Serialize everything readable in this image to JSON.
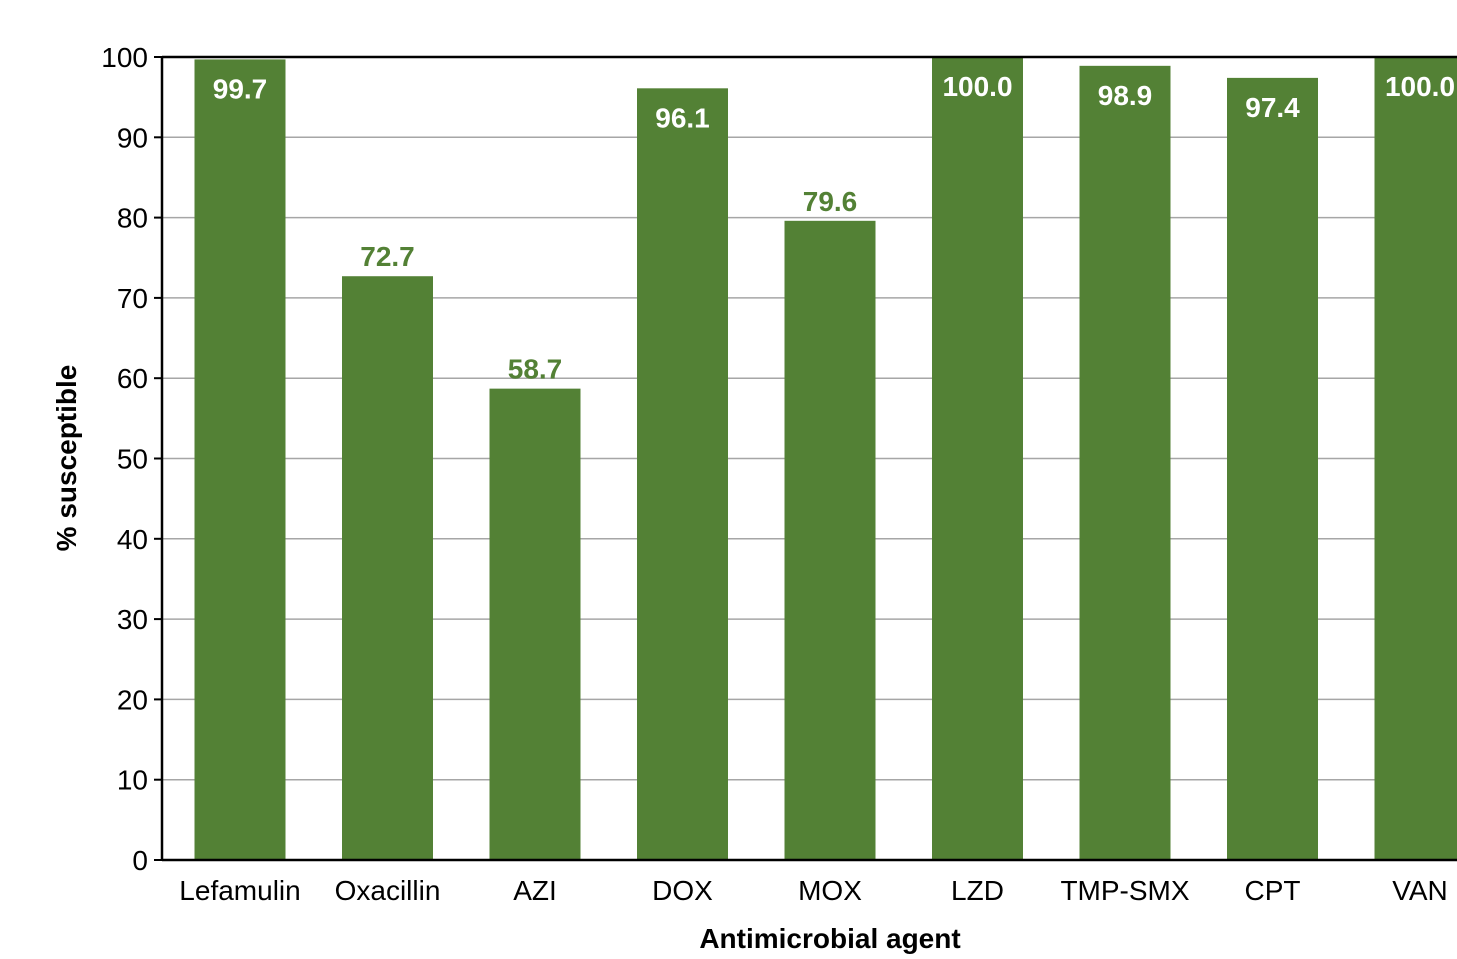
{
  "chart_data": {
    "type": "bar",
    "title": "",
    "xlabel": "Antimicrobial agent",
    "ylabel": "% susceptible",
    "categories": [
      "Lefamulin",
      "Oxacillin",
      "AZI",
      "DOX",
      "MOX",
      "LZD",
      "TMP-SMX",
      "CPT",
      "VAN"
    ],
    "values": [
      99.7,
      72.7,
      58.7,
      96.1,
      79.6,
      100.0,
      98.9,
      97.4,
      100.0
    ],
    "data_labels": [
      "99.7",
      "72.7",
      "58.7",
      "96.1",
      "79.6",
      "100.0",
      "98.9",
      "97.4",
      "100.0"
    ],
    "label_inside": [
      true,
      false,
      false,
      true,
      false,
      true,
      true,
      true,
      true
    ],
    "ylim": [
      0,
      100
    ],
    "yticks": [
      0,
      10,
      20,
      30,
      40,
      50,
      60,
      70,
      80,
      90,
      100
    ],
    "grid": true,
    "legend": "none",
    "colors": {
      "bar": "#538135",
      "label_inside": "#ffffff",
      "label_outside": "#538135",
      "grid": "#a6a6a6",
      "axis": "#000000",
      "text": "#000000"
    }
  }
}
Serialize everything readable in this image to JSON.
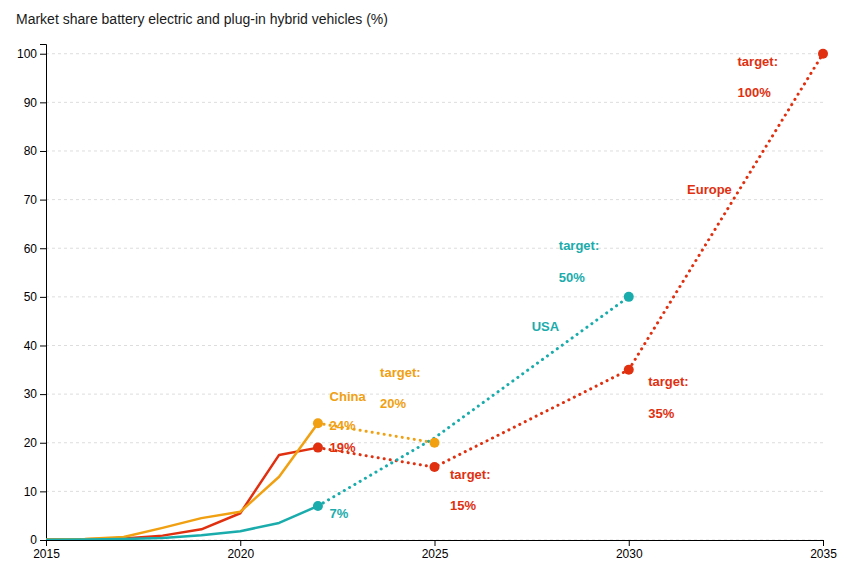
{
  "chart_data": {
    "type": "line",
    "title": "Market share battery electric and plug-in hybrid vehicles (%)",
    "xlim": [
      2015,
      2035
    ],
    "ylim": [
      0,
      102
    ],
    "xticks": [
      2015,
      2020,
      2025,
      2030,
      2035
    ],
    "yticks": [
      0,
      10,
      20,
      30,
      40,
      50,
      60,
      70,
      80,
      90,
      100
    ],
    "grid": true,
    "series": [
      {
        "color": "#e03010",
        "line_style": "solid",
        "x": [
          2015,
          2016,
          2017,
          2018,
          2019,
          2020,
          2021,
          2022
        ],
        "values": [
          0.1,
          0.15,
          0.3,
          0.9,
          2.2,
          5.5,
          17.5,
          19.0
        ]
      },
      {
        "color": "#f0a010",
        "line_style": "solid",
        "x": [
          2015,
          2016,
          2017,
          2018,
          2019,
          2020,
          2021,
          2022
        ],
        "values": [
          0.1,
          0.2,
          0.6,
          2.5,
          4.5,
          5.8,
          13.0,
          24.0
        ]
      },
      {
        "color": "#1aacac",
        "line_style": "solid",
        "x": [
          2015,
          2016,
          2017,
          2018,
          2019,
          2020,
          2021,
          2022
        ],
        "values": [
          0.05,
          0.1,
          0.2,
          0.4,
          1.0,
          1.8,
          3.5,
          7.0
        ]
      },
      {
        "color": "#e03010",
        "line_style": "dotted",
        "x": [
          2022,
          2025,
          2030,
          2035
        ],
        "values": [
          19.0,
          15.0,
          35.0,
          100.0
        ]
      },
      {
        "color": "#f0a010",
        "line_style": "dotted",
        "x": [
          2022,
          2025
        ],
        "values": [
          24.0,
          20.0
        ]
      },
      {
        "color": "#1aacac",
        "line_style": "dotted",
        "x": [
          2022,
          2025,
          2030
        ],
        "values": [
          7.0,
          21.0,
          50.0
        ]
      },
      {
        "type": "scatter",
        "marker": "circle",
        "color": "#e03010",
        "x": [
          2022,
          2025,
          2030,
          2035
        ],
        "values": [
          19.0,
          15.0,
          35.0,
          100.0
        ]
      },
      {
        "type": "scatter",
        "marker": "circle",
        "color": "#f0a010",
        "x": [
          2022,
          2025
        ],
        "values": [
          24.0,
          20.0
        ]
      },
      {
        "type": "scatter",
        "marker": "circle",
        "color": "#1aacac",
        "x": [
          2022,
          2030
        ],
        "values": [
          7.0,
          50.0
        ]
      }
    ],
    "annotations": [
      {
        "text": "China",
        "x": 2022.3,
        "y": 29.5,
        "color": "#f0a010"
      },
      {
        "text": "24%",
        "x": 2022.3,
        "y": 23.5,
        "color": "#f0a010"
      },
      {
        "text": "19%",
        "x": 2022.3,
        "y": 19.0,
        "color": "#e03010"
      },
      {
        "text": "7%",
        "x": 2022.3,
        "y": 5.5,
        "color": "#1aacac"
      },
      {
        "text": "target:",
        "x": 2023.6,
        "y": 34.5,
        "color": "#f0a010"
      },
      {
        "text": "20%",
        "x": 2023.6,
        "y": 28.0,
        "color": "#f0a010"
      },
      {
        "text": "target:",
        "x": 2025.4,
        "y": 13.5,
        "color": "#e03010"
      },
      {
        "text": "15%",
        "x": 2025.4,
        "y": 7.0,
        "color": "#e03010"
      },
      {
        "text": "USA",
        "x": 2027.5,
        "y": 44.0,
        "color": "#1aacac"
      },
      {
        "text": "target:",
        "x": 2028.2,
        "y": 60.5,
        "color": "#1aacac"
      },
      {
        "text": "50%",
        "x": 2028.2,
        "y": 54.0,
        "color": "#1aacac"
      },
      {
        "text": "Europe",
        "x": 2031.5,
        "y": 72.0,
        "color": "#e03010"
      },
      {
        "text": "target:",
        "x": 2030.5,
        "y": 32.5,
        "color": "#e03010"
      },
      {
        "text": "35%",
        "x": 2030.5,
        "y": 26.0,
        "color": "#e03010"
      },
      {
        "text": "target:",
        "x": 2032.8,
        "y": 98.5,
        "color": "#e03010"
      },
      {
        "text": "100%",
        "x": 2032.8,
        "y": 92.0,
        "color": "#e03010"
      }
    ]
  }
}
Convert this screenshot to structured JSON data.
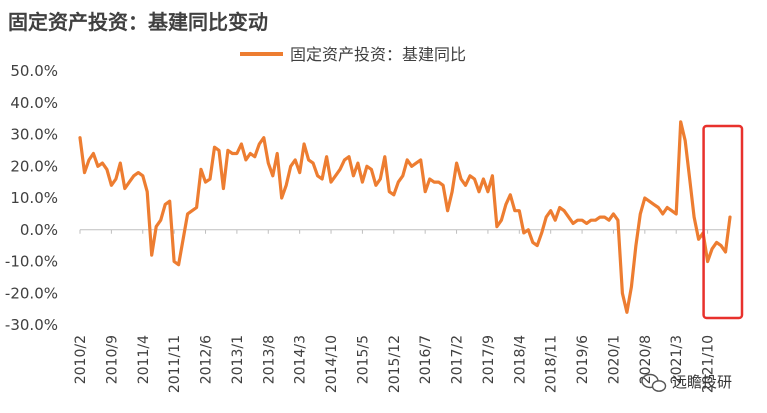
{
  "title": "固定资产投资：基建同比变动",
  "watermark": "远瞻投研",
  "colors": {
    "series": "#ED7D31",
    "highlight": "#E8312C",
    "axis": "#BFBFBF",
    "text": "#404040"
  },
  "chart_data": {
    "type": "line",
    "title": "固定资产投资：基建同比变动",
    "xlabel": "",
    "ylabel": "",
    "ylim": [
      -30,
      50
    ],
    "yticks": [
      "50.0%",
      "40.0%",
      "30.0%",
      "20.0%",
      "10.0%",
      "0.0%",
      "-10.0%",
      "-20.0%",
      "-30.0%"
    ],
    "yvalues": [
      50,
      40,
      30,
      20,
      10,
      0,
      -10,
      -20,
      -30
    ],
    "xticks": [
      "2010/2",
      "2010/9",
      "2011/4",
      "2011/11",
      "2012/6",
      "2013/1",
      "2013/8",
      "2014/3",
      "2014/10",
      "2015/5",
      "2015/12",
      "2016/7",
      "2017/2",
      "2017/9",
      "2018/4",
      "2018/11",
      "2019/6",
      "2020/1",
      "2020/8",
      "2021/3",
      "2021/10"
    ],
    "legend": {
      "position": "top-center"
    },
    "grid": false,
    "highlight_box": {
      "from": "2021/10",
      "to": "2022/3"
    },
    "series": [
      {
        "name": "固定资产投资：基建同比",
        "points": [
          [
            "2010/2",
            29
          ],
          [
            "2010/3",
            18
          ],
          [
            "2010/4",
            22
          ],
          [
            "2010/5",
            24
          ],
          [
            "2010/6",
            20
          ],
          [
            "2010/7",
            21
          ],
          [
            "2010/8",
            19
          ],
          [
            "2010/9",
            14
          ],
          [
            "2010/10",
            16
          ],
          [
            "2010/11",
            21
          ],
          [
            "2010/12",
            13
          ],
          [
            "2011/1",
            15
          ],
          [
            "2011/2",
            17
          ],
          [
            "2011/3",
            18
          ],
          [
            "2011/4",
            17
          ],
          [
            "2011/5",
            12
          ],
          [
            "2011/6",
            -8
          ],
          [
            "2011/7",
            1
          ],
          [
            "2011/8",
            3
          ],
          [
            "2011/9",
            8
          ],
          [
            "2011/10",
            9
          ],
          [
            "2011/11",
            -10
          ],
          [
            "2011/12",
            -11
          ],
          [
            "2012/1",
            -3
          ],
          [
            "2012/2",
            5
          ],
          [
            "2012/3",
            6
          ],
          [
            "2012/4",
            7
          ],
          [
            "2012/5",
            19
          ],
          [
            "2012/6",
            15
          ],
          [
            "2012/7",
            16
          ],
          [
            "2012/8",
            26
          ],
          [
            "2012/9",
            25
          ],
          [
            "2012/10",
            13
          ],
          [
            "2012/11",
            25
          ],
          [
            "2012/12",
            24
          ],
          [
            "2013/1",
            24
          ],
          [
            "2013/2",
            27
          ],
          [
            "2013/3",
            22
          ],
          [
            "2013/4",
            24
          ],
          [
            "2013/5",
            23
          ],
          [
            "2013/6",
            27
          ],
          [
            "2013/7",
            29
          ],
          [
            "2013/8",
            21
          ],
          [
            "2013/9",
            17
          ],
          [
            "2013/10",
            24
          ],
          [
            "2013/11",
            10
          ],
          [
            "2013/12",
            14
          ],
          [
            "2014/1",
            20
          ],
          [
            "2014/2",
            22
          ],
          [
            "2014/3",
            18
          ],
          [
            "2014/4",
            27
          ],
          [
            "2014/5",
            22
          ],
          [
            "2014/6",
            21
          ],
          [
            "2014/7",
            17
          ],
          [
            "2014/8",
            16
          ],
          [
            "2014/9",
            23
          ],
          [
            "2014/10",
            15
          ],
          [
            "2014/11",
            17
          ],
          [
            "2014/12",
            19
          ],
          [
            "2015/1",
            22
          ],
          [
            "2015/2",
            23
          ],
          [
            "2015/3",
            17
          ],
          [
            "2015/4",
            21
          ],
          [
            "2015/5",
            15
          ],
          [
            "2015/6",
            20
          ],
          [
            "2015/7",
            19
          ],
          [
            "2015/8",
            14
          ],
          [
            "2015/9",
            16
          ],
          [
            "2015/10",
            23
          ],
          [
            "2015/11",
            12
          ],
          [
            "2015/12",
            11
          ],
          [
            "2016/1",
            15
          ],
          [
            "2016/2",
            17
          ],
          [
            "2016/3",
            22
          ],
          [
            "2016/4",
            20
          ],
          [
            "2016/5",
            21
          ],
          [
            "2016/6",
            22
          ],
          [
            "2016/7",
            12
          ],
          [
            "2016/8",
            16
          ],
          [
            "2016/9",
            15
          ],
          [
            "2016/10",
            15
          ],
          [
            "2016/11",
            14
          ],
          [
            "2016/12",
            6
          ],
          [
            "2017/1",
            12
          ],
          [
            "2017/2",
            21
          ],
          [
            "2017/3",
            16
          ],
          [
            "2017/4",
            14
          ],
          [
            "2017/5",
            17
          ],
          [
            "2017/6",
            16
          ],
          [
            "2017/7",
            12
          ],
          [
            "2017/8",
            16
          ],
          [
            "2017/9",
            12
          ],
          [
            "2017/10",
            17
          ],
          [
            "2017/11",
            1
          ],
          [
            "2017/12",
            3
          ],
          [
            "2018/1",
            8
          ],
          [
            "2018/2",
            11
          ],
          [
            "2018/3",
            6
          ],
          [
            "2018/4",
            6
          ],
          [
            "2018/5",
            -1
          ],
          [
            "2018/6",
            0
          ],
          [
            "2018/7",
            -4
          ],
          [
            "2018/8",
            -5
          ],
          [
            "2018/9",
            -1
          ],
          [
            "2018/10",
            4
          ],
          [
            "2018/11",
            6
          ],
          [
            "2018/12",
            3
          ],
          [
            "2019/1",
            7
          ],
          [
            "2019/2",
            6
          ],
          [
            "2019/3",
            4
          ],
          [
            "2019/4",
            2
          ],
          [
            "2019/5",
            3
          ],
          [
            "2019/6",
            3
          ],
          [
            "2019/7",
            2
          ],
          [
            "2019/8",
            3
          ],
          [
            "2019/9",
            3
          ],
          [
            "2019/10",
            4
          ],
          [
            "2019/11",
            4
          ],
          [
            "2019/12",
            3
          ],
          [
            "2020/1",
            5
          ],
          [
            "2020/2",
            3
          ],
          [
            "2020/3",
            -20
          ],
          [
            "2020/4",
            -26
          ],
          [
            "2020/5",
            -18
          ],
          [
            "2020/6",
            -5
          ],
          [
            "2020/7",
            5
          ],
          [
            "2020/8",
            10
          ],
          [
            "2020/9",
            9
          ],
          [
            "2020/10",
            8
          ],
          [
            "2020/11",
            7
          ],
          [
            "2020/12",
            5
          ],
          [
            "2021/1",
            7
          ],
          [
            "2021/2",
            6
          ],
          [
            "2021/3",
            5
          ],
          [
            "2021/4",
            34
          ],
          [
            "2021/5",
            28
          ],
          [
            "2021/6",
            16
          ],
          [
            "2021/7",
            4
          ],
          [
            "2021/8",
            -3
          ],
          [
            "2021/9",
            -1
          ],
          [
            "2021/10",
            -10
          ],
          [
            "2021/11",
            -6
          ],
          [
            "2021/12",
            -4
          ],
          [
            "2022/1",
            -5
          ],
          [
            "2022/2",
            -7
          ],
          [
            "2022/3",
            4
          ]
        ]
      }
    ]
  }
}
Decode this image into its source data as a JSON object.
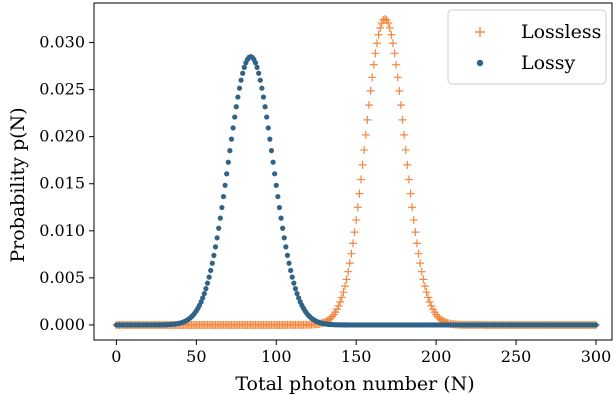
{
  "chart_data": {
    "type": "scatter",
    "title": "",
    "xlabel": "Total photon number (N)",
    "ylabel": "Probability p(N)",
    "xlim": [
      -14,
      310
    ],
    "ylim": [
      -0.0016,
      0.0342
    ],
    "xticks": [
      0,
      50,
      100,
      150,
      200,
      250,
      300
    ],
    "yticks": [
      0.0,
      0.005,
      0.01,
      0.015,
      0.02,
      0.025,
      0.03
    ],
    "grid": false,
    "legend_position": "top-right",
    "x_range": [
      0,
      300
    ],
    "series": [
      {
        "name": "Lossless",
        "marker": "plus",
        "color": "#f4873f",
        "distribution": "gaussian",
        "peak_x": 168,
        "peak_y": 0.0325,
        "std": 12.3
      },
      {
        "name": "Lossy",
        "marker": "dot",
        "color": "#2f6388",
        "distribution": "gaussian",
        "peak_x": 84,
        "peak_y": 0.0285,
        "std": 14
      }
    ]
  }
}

* **TASK TO CARRY OUT**
Identify all lines where the word "title" shows up. Copy them.

* **TASK RESULT**
    "title": "",
    "title": "Market share battery electric and plug-in hybrid vehicles (%)",
  "title": "固定资产投资：基建同比变动",
    "title": "固定资产投资：基建同比变动",
    "title": "",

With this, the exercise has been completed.